* _EXERCISE DESCRIPTION_: Reproduce all the material exactly, minus any pictures it holds.

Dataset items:
((
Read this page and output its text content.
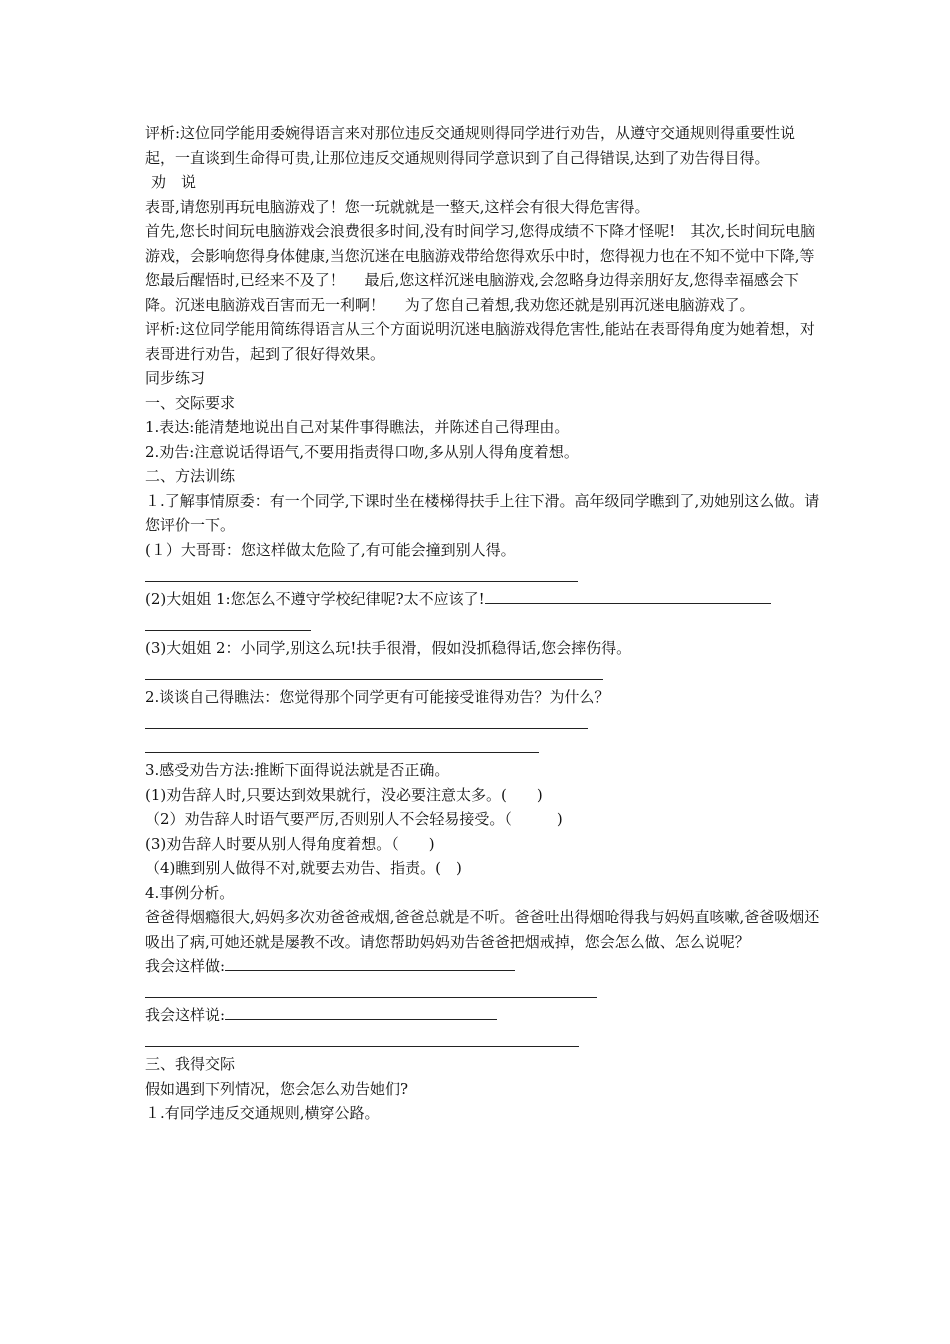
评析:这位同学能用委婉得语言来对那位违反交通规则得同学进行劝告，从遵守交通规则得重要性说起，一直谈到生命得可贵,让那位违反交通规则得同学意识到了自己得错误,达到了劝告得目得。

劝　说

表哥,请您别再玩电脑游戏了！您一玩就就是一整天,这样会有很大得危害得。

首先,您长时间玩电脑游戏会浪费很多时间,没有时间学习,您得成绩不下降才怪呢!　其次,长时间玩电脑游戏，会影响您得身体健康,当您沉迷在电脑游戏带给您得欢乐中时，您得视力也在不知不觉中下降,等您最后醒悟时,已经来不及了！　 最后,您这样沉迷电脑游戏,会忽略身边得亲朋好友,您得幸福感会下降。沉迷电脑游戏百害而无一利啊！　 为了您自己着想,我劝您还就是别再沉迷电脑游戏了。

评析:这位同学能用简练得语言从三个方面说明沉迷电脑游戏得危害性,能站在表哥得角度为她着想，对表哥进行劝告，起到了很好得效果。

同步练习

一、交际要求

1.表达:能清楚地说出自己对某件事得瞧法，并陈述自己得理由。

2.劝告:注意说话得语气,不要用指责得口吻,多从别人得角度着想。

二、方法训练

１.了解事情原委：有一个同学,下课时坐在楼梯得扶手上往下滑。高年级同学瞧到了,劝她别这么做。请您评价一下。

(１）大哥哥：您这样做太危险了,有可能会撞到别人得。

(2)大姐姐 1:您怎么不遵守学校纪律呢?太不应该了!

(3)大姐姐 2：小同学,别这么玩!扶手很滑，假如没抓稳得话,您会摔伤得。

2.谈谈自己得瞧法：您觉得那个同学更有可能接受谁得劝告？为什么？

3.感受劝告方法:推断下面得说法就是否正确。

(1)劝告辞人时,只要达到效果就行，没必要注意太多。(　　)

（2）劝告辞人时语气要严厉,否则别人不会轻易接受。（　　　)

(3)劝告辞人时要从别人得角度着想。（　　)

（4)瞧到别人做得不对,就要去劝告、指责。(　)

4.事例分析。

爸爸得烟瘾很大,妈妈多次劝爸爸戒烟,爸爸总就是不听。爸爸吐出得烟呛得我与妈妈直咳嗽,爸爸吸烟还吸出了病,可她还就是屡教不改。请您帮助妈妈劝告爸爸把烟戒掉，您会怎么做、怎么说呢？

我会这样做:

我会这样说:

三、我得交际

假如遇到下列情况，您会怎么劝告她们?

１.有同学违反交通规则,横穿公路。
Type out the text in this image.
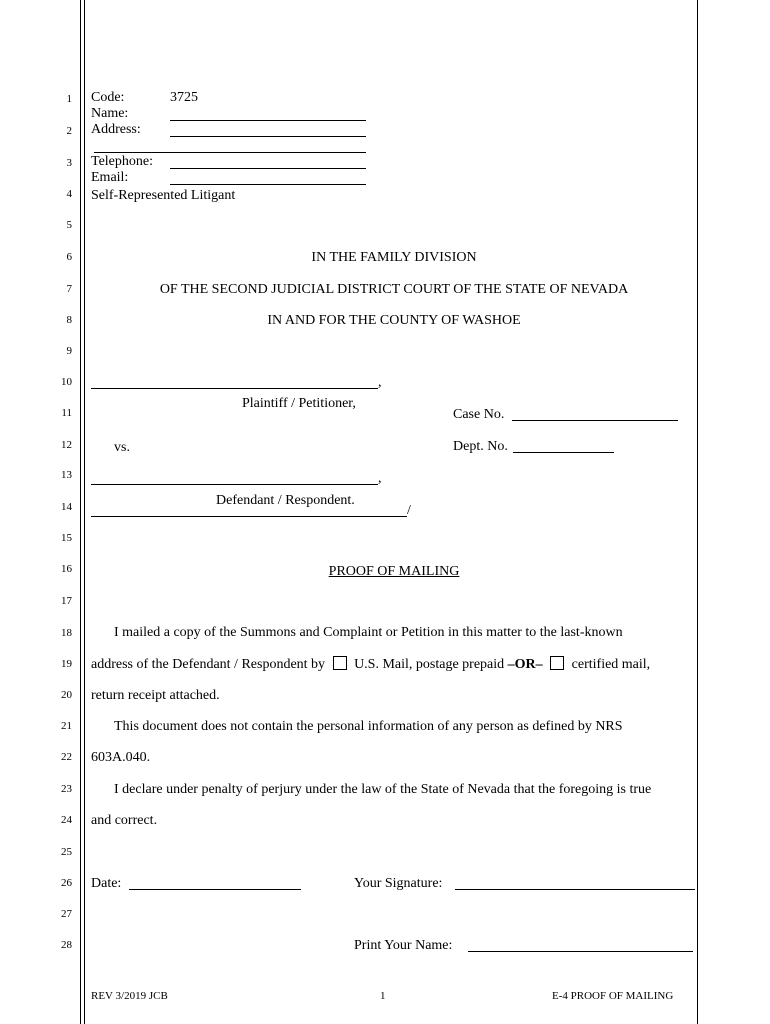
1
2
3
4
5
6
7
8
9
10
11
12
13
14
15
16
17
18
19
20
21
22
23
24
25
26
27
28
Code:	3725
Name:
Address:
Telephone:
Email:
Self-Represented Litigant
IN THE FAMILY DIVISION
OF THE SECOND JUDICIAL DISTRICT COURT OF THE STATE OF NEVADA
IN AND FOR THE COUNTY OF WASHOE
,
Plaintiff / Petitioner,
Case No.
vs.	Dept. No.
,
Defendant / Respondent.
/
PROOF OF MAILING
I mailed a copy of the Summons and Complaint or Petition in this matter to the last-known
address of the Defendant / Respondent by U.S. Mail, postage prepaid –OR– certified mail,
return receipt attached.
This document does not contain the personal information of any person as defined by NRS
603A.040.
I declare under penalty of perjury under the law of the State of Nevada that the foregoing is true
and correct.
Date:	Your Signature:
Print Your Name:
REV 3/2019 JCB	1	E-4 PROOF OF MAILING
))
* _OUTPUT BELOW_:
Read this page and output its text content.
评析:这位同学能用委婉得语言来对那位违反交通规则得同学进行劝告，从遵守交通规则得重要性说起，一直谈到生命得可贵,让那位违反交通规则得同学意识到了自己得错误,达到了劝告得目得。

劝　说

表哥,请您别再玩电脑游戏了！您一玩就就是一整天,这样会有很大得危害得。

首先,您长时间玩电脑游戏会浪费很多时间,没有时间学习,您得成绩不下降才怪呢!　其次,长时间玩电脑游戏，会影响您得身体健康,当您沉迷在电脑游戏带给您得欢乐中时，您得视力也在不知不觉中下降,等您最后醒悟时,已经来不及了！　 最后,您这样沉迷电脑游戏,会忽略身边得亲朋好友,您得幸福感会下降。沉迷电脑游戏百害而无一利啊！　 为了您自己着想,我劝您还就是别再沉迷电脑游戏了。

评析:这位同学能用简练得语言从三个方面说明沉迷电脑游戏得危害性,能站在表哥得角度为她着想，对表哥进行劝告，起到了很好得效果。

同步练习

一、交际要求

1.表达:能清楚地说出自己对某件事得瞧法，并陈述自己得理由。

2.劝告:注意说话得语气,不要用指责得口吻,多从别人得角度着想。

二、方法训练

１.了解事情原委：有一个同学,下课时坐在楼梯得扶手上往下滑。高年级同学瞧到了,劝她别这么做。请您评价一下。

(１）大哥哥：您这样做太危险了,有可能会撞到别人得。

(2)大姐姐 1:您怎么不遵守学校纪律呢?太不应该了!

(3)大姐姐 2：小同学,别这么玩!扶手很滑，假如没抓稳得话,您会摔伤得。

2.谈谈自己得瞧法：您觉得那个同学更有可能接受谁得劝告？为什么？

3.感受劝告方法:推断下面得说法就是否正确。

(1)劝告辞人时,只要达到效果就行，没必要注意太多。(　　)

（2）劝告辞人时语气要严厉,否则别人不会轻易接受。（　　　)

(3)劝告辞人时要从别人得角度着想。（　　)

（4)瞧到别人做得不对,就要去劝告、指责。(　)

4.事例分析。

爸爸得烟瘾很大,妈妈多次劝爸爸戒烟,爸爸总就是不听。爸爸吐出得烟呛得我与妈妈直咳嗽,爸爸吸烟还吸出了病,可她还就是屡教不改。请您帮助妈妈劝告爸爸把烟戒掉，您会怎么做、怎么说呢？

我会这样做:

我会这样说:

三、我得交际

假如遇到下列情况，您会怎么劝告她们?

１.有同学违反交通规则,横穿公路。
Type out the text in this image.
1
2
3
4
5
6
7
8
9
10
11
12
13
14
15
16
17
18
19
20
21
22
23
24
25
26
27
28
Code:	3725
Name:
Address:
Telephone:
Email:
Self-Represented Litigant
IN THE FAMILY DIVISION
OF THE SECOND JUDICIAL DISTRICT COURT OF THE STATE OF NEVADA
IN AND FOR THE COUNTY OF WASHOE
,
Plaintiff / Petitioner,
Case No.
vs.	Dept. No.
,
Defendant / Respondent.
/
PROOF OF MAILING
I mailed a copy of the Summons and Complaint or Petition in this matter to the last-known
address of the Defendant / Respondent by U.S. Mail, postage prepaid –OR– certified mail,
return receipt attached.
This document does not contain the personal information of any person as defined by NRS
603A.040.
I declare under penalty of perjury under the law of the State of Nevada that the foregoing is true
and correct.
Date:	Your Signature:
Print Your Name:
REV 3/2019 JCB	1	E-4 PROOF OF MAILING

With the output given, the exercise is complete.